Chart and figure data:
════════════════

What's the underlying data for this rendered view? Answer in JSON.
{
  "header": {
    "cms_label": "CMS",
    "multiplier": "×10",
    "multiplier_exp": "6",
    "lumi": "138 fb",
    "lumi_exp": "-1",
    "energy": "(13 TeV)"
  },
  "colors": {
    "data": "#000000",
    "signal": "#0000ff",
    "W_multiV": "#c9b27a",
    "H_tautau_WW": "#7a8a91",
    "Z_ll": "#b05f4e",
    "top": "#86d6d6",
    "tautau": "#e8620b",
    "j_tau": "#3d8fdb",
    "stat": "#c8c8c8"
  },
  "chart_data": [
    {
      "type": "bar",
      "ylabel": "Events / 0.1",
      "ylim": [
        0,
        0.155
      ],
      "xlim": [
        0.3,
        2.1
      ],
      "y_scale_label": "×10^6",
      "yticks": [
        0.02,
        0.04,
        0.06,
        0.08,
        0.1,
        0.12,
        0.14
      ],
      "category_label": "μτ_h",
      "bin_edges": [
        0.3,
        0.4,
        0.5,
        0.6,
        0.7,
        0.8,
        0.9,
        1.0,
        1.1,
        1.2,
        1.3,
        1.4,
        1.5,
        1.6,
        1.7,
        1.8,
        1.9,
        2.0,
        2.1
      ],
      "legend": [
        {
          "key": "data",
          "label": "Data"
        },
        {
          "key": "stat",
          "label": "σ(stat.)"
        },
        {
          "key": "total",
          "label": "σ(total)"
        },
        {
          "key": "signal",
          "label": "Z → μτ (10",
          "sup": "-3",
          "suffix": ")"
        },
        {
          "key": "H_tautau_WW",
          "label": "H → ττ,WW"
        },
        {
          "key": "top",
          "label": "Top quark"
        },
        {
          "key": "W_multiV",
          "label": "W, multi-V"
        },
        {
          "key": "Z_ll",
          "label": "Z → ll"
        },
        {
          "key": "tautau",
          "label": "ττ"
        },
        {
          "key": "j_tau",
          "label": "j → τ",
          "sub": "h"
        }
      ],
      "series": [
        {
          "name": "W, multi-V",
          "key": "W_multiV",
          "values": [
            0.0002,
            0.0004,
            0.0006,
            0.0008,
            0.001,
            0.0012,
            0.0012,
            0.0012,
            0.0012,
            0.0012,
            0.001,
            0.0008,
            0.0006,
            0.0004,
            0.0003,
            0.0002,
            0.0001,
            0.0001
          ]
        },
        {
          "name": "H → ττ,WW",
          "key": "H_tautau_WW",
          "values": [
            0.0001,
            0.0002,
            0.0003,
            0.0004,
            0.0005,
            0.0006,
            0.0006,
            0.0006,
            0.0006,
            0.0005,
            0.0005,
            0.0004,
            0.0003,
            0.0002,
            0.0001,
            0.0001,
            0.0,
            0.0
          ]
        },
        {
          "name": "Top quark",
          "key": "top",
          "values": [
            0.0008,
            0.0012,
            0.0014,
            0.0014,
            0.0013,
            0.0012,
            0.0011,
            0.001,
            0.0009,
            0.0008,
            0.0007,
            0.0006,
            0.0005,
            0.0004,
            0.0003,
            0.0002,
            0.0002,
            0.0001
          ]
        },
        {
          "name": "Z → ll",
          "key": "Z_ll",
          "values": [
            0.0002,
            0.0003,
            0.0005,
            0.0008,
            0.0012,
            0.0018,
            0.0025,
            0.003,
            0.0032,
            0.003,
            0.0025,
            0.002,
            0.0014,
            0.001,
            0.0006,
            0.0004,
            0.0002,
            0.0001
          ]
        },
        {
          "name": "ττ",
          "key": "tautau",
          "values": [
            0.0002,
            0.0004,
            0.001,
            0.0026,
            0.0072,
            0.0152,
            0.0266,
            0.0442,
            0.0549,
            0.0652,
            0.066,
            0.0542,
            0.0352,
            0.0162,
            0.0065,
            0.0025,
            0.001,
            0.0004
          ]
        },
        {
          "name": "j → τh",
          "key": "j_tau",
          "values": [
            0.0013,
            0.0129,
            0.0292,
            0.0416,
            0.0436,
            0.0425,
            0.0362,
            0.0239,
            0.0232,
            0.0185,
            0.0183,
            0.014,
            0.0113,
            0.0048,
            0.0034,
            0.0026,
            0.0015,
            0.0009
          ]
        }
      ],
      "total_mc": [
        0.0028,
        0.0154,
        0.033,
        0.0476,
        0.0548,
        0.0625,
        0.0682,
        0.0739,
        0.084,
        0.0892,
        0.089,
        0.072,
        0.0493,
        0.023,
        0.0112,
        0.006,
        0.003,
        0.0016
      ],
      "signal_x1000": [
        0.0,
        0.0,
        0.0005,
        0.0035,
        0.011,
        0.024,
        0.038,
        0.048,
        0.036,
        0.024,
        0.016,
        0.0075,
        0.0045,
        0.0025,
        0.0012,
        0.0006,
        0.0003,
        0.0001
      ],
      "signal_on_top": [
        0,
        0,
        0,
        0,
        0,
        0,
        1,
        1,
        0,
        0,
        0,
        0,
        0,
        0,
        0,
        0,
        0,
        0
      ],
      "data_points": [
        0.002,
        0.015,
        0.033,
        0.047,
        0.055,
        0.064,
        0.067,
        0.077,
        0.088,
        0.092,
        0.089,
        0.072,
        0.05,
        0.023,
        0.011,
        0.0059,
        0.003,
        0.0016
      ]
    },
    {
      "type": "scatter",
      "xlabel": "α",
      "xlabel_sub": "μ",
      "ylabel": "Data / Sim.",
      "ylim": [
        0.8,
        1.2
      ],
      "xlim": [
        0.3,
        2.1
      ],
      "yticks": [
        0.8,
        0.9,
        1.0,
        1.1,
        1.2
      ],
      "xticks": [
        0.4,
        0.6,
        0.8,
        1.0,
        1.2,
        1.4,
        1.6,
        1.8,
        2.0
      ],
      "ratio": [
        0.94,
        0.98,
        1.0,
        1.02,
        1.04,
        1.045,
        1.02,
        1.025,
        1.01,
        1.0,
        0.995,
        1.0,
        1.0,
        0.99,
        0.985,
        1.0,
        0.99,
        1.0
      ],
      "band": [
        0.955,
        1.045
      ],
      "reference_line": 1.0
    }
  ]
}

════════════════

### GOAL
Every record should be repeated exactly; please leave none out.

### TASK OUTPUT
What's the underlying data for this rendered view? Answer in JSON.
{
  "header": {
    "cms_label": "CMS",
    "multiplier": "×10",
    "multiplier_exp": "6",
    "lumi": "138 fb",
    "lumi_exp": "-1",
    "energy": "(13 TeV)"
  },
  "colors": {
    "data": "#000000",
    "signal": "#0000ff",
    "W_multiV": "#c9b27a",
    "H_tautau_WW": "#7a8a91",
    "Z_ll": "#b05f4e",
    "top": "#86d6d6",
    "tautau": "#e8620b",
    "j_tau": "#3d8fdb",
    "stat": "#c8c8c8"
  },
  "chart_data": [
    {
      "type": "bar",
      "ylabel": "Events / 0.1",
      "ylim": [
        0,
        0.155
      ],
      "xlim": [
        0.3,
        2.1
      ],
      "y_scale_label": "×10^6",
      "yticks": [
        0.02,
        0.04,
        0.06,
        0.08,
        0.1,
        0.12,
        0.14
      ],
      "category_label": "μτ_h",
      "bin_edges": [
        0.3,
        0.4,
        0.5,
        0.6,
        0.7,
        0.8,
        0.9,
        1.0,
        1.1,
        1.2,
        1.3,
        1.4,
        1.5,
        1.6,
        1.7,
        1.8,
        1.9,
        2.0,
        2.1
      ],
      "legend": [
        {
          "key": "data",
          "label": "Data"
        },
        {
          "key": "stat",
          "label": "σ(stat.)"
        },
        {
          "key": "total",
          "label": "σ(total)"
        },
        {
          "key": "signal",
          "label": "Z → μτ (10",
          "sup": "-3",
          "suffix": ")"
        },
        {
          "key": "H_tautau_WW",
          "label": "H → ττ,WW"
        },
        {
          "key": "top",
          "label": "Top quark"
        },
        {
          "key": "W_multiV",
          "label": "W, multi-V"
        },
        {
          "key": "Z_ll",
          "label": "Z → ll"
        },
        {
          "key": "tautau",
          "label": "ττ"
        },
        {
          "key": "j_tau",
          "label": "j → τ",
          "sub": "h"
        }
      ],
      "series": [
        {
          "name": "W, multi-V",
          "key": "W_multiV",
          "values": [
            0.0002,
            0.0004,
            0.0006,
            0.0008,
            0.001,
            0.0012,
            0.0012,
            0.0012,
            0.0012,
            0.0012,
            0.001,
            0.0008,
            0.0006,
            0.0004,
            0.0003,
            0.0002,
            0.0001,
            0.0001
          ]
        },
        {
          "name": "H → ττ,WW",
          "key": "H_tautau_WW",
          "values": [
            0.0001,
            0.0002,
            0.0003,
            0.0004,
            0.0005,
            0.0006,
            0.0006,
            0.0006,
            0.0006,
            0.0005,
            0.0005,
            0.0004,
            0.0003,
            0.0002,
            0.0001,
            0.0001,
            0.0,
            0.0
          ]
        },
        {
          "name": "Top quark",
          "key": "top",
          "values": [
            0.0008,
            0.0012,
            0.0014,
            0.0014,
            0.0013,
            0.0012,
            0.0011,
            0.001,
            0.0009,
            0.0008,
            0.0007,
            0.0006,
            0.0005,
            0.0004,
            0.0003,
            0.0002,
            0.0002,
            0.0001
          ]
        },
        {
          "name": "Z → ll",
          "key": "Z_ll",
          "values": [
            0.0002,
            0.0003,
            0.0005,
            0.0008,
            0.0012,
            0.0018,
            0.0025,
            0.003,
            0.0032,
            0.003,
            0.0025,
            0.002,
            0.0014,
            0.001,
            0.0006,
            0.0004,
            0.0002,
            0.0001
          ]
        },
        {
          "name": "ττ",
          "key": "tautau",
          "values": [
            0.0002,
            0.0004,
            0.001,
            0.0026,
            0.0072,
            0.0152,
            0.0266,
            0.0442,
            0.0549,
            0.0652,
            0.066,
            0.0542,
            0.0352,
            0.0162,
            0.0065,
            0.0025,
            0.001,
            0.0004
          ]
        },
        {
          "name": "j → τh",
          "key": "j_tau",
          "values": [
            0.0013,
            0.0129,
            0.0292,
            0.0416,
            0.0436,
            0.0425,
            0.0362,
            0.0239,
            0.0232,
            0.0185,
            0.0183,
            0.014,
            0.0113,
            0.0048,
            0.0034,
            0.0026,
            0.0015,
            0.0009
          ]
        }
      ],
      "total_mc": [
        0.0028,
        0.0154,
        0.033,
        0.0476,
        0.0548,
        0.0625,
        0.0682,
        0.0739,
        0.084,
        0.0892,
        0.089,
        0.072,
        0.0493,
        0.023,
        0.0112,
        0.006,
        0.003,
        0.0016
      ],
      "signal_x1000": [
        0.0,
        0.0,
        0.0005,
        0.0035,
        0.011,
        0.024,
        0.038,
        0.048,
        0.036,
        0.024,
        0.016,
        0.0075,
        0.0045,
        0.0025,
        0.0012,
        0.0006,
        0.0003,
        0.0001
      ],
      "signal_on_top": [
        0,
        0,
        0,
        0,
        0,
        0,
        1,
        1,
        0,
        0,
        0,
        0,
        0,
        0,
        0,
        0,
        0,
        0
      ],
      "data_points": [
        0.002,
        0.015,
        0.033,
        0.047,
        0.055,
        0.064,
        0.067,
        0.077,
        0.088,
        0.092,
        0.089,
        0.072,
        0.05,
        0.023,
        0.011,
        0.0059,
        0.003,
        0.0016
      ]
    },
    {
      "type": "scatter",
      "xlabel": "α",
      "xlabel_sub": "μ",
      "ylabel": "Data / Sim.",
      "ylim": [
        0.8,
        1.2
      ],
      "xlim": [
        0.3,
        2.1
      ],
      "yticks": [
        0.8,
        0.9,
        1.0,
        1.1,
        1.2
      ],
      "xticks": [
        0.4,
        0.6,
        0.8,
        1.0,
        1.2,
        1.4,
        1.6,
        1.8,
        2.0
      ],
      "ratio": [
        0.94,
        0.98,
        1.0,
        1.02,
        1.04,
        1.045,
        1.02,
        1.025,
        1.01,
        1.0,
        0.995,
        1.0,
        1.0,
        0.99,
        0.985,
        1.0,
        0.99,
        1.0
      ],
      "band": [
        0.955,
        1.045
      ],
      "reference_line": 1.0
    }
  ]
}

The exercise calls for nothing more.